Instruction » Retype the whole listing below, character for character.

[BEGIN Source data]

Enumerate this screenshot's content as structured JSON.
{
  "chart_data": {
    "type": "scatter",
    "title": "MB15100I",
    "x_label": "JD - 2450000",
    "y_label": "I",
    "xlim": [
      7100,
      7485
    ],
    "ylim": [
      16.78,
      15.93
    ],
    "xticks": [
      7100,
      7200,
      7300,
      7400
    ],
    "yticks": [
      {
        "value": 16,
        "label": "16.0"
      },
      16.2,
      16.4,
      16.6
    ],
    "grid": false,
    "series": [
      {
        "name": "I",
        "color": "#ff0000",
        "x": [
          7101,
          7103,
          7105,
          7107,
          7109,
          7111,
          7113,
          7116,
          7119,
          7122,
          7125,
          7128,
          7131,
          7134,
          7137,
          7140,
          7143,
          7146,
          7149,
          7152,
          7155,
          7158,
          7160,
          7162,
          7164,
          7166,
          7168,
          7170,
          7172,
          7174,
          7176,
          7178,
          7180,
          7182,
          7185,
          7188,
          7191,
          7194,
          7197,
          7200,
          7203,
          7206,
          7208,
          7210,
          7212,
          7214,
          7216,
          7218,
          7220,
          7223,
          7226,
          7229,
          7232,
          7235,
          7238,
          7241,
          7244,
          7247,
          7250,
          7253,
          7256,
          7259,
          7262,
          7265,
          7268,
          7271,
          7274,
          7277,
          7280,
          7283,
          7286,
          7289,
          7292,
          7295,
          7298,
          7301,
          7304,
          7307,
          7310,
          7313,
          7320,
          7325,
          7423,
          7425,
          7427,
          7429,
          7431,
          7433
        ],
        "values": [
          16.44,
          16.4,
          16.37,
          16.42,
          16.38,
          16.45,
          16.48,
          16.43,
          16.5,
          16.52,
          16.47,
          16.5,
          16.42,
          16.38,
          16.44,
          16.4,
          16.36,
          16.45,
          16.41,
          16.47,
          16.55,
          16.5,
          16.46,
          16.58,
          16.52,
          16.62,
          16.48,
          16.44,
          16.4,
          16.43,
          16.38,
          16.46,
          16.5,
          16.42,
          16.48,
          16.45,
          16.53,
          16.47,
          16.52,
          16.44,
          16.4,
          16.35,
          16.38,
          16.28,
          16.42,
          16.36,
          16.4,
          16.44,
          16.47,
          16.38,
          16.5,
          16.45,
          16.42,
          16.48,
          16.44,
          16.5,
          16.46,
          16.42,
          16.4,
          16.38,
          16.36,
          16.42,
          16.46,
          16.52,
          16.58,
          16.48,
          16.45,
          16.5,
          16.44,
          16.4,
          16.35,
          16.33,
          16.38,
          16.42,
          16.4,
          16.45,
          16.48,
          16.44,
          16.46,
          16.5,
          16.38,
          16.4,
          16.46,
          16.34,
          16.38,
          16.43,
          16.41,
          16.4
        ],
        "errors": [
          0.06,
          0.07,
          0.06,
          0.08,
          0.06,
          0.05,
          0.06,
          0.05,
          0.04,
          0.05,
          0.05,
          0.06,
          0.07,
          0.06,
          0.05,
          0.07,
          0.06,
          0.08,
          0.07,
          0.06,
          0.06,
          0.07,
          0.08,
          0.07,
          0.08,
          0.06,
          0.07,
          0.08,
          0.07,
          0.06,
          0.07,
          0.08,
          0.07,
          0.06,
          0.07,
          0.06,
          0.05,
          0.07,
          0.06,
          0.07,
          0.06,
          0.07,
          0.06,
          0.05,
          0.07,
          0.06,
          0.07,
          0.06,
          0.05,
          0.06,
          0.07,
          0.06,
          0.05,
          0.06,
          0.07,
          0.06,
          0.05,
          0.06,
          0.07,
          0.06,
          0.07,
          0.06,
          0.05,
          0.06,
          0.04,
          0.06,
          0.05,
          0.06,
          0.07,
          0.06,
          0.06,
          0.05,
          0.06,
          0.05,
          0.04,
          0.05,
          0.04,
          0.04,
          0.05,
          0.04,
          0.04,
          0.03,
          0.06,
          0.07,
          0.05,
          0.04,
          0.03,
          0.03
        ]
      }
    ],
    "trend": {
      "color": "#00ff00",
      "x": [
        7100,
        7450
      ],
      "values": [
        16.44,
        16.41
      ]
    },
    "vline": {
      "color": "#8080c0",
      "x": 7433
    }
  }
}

[END Source data]

Answer in full »
Enumerate this screenshot's content as structured JSON.
{
  "chart_data": {
    "type": "scatter",
    "title": "MB15100I",
    "x_label": "JD - 2450000",
    "y_label": "I",
    "xlim": [
      7100,
      7485
    ],
    "ylim": [
      16.78,
      15.93
    ],
    "xticks": [
      7100,
      7200,
      7300,
      7400
    ],
    "yticks": [
      {
        "value": 16,
        "label": "16.0"
      },
      16.2,
      16.4,
      16.6
    ],
    "grid": false,
    "series": [
      {
        "name": "I",
        "color": "#ff0000",
        "x": [
          7101,
          7103,
          7105,
          7107,
          7109,
          7111,
          7113,
          7116,
          7119,
          7122,
          7125,
          7128,
          7131,
          7134,
          7137,
          7140,
          7143,
          7146,
          7149,
          7152,
          7155,
          7158,
          7160,
          7162,
          7164,
          7166,
          7168,
          7170,
          7172,
          7174,
          7176,
          7178,
          7180,
          7182,
          7185,
          7188,
          7191,
          7194,
          7197,
          7200,
          7203,
          7206,
          7208,
          7210,
          7212,
          7214,
          7216,
          7218,
          7220,
          7223,
          7226,
          7229,
          7232,
          7235,
          7238,
          7241,
          7244,
          7247,
          7250,
          7253,
          7256,
          7259,
          7262,
          7265,
          7268,
          7271,
          7274,
          7277,
          7280,
          7283,
          7286,
          7289,
          7292,
          7295,
          7298,
          7301,
          7304,
          7307,
          7310,
          7313,
          7320,
          7325,
          7423,
          7425,
          7427,
          7429,
          7431,
          7433
        ],
        "values": [
          16.44,
          16.4,
          16.37,
          16.42,
          16.38,
          16.45,
          16.48,
          16.43,
          16.5,
          16.52,
          16.47,
          16.5,
          16.42,
          16.38,
          16.44,
          16.4,
          16.36,
          16.45,
          16.41,
          16.47,
          16.55,
          16.5,
          16.46,
          16.58,
          16.52,
          16.62,
          16.48,
          16.44,
          16.4,
          16.43,
          16.38,
          16.46,
          16.5,
          16.42,
          16.48,
          16.45,
          16.53,
          16.47,
          16.52,
          16.44,
          16.4,
          16.35,
          16.38,
          16.28,
          16.42,
          16.36,
          16.4,
          16.44,
          16.47,
          16.38,
          16.5,
          16.45,
          16.42,
          16.48,
          16.44,
          16.5,
          16.46,
          16.42,
          16.4,
          16.38,
          16.36,
          16.42,
          16.46,
          16.52,
          16.58,
          16.48,
          16.45,
          16.5,
          16.44,
          16.4,
          16.35,
          16.33,
          16.38,
          16.42,
          16.4,
          16.45,
          16.48,
          16.44,
          16.46,
          16.5,
          16.38,
          16.4,
          16.46,
          16.34,
          16.38,
          16.43,
          16.41,
          16.4
        ],
        "errors": [
          0.06,
          0.07,
          0.06,
          0.08,
          0.06,
          0.05,
          0.06,
          0.05,
          0.04,
          0.05,
          0.05,
          0.06,
          0.07,
          0.06,
          0.05,
          0.07,
          0.06,
          0.08,
          0.07,
          0.06,
          0.06,
          0.07,
          0.08,
          0.07,
          0.08,
          0.06,
          0.07,
          0.08,
          0.07,
          0.06,
          0.07,
          0.08,
          0.07,
          0.06,
          0.07,
          0.06,
          0.05,
          0.07,
          0.06,
          0.07,
          0.06,
          0.07,
          0.06,
          0.05,
          0.07,
          0.06,
          0.07,
          0.06,
          0.05,
          0.06,
          0.07,
          0.06,
          0.05,
          0.06,
          0.07,
          0.06,
          0.05,
          0.06,
          0.07,
          0.06,
          0.07,
          0.06,
          0.05,
          0.06,
          0.04,
          0.06,
          0.05,
          0.06,
          0.07,
          0.06,
          0.06,
          0.05,
          0.06,
          0.05,
          0.04,
          0.05,
          0.04,
          0.04,
          0.05,
          0.04,
          0.04,
          0.03,
          0.06,
          0.07,
          0.05,
          0.04,
          0.03,
          0.03
        ]
      }
    ],
    "trend": {
      "color": "#00ff00",
      "x": [
        7100,
        7450
      ],
      "values": [
        16.44,
        16.41
      ]
    },
    "vline": {
      "color": "#8080c0",
      "x": 7433
    }
  }
}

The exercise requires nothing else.